### What you are asked to do
Below are records to be output exactly, every one of them.

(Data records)
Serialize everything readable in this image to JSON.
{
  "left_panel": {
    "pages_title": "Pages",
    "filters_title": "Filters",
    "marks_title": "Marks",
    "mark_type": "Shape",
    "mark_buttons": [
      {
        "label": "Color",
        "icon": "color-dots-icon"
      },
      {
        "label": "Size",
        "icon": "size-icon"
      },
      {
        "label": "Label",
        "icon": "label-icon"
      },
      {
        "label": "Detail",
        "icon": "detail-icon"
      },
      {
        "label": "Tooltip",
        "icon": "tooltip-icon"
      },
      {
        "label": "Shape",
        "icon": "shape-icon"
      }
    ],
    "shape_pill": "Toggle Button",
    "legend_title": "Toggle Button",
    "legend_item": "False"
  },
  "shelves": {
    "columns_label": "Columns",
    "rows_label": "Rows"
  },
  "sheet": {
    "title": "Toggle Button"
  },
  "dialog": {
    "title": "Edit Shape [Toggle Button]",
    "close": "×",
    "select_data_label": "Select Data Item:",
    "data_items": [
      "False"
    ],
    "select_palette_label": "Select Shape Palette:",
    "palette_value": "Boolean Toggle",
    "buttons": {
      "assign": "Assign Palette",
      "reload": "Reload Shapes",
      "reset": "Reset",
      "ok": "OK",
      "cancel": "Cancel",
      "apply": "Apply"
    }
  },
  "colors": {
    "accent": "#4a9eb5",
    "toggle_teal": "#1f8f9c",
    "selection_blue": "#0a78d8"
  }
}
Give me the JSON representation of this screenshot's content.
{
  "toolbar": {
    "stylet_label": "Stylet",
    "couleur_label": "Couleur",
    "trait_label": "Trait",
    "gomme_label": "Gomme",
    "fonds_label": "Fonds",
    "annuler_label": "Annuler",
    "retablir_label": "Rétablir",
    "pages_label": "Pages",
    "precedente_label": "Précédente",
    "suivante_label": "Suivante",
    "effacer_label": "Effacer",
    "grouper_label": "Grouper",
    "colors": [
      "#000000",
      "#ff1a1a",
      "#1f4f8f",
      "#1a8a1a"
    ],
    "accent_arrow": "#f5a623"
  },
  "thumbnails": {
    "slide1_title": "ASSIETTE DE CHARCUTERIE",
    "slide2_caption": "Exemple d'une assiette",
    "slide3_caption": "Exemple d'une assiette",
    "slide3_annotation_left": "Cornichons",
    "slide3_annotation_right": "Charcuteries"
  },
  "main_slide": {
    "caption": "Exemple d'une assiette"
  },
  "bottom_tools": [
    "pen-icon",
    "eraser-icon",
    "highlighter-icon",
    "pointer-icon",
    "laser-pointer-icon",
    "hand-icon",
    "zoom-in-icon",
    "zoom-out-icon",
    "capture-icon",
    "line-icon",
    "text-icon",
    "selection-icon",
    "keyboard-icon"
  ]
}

### Answer for the task
Serialize everything readable in this image to JSON.
{
  "left_panel": {
    "pages_title": "Pages",
    "filters_title": "Filters",
    "marks_title": "Marks",
    "mark_type": "Shape",
    "mark_buttons": [
      {
        "label": "Color",
        "icon": "color-dots-icon"
      },
      {
        "label": "Size",
        "icon": "size-icon"
      },
      {
        "label": "Label",
        "icon": "label-icon"
      },
      {
        "label": "Detail",
        "icon": "detail-icon"
      },
      {
        "label": "Tooltip",
        "icon": "tooltip-icon"
      },
      {
        "label": "Shape",
        "icon": "shape-icon"
      }
    ],
    "shape_pill": "Toggle Button",
    "legend_title": "Toggle Button",
    "legend_item": "False"
  },
  "shelves": {
    "columns_label": "Columns",
    "rows_label": "Rows"
  },
  "sheet": {
    "title": "Toggle Button"
  },
  "dialog": {
    "title": "Edit Shape [Toggle Button]",
    "close": "×",
    "select_data_label": "Select Data Item:",
    "data_items": [
      "False"
    ],
    "select_palette_label": "Select Shape Palette:",
    "palette_value": "Boolean Toggle",
    "buttons": {
      "assign": "Assign Palette",
      "reload": "Reload Shapes",
      "reset": "Reset",
      "ok": "OK",
      "cancel": "Cancel",
      "apply": "Apply"
    }
  },
  "colors": {
    "accent": "#4a9eb5",
    "toggle_teal": "#1f8f9c",
    "selection_blue": "#0a78d8"
  }
}
Give me the JSON representation of this screenshot's content.
{
  "toolbar": {
    "stylet_label": "Stylet",
    "couleur_label": "Couleur",
    "trait_label": "Trait",
    "gomme_label": "Gomme",
    "fonds_label": "Fonds",
    "annuler_label": "Annuler",
    "retablir_label": "Rétablir",
    "pages_label": "Pages",
    "precedente_label": "Précédente",
    "suivante_label": "Suivante",
    "effacer_label": "Effacer",
    "grouper_label": "Grouper",
    "colors": [
      "#000000",
      "#ff1a1a",
      "#1f4f8f",
      "#1a8a1a"
    ],
    "accent_arrow": "#f5a623"
  },
  "thumbnails": {
    "slide1_title": "ASSIETTE DE CHARCUTERIE",
    "slide2_caption": "Exemple d'une assiette",
    "slide3_caption": "Exemple d'une assiette",
    "slide3_annotation_left": "Cornichons",
    "slide3_annotation_right": "Charcuteries"
  },
  "main_slide": {
    "caption": "Exemple d'une assiette"
  },
  "bottom_tools": [
    "pen-icon",
    "eraser-icon",
    "highlighter-icon",
    "pointer-icon",
    "laser-pointer-icon",
    "hand-icon",
    "zoom-in-icon",
    "zoom-out-icon",
    "capture-icon",
    "line-icon",
    "text-icon",
    "selection-icon",
    "keyboard-icon"
  ]
}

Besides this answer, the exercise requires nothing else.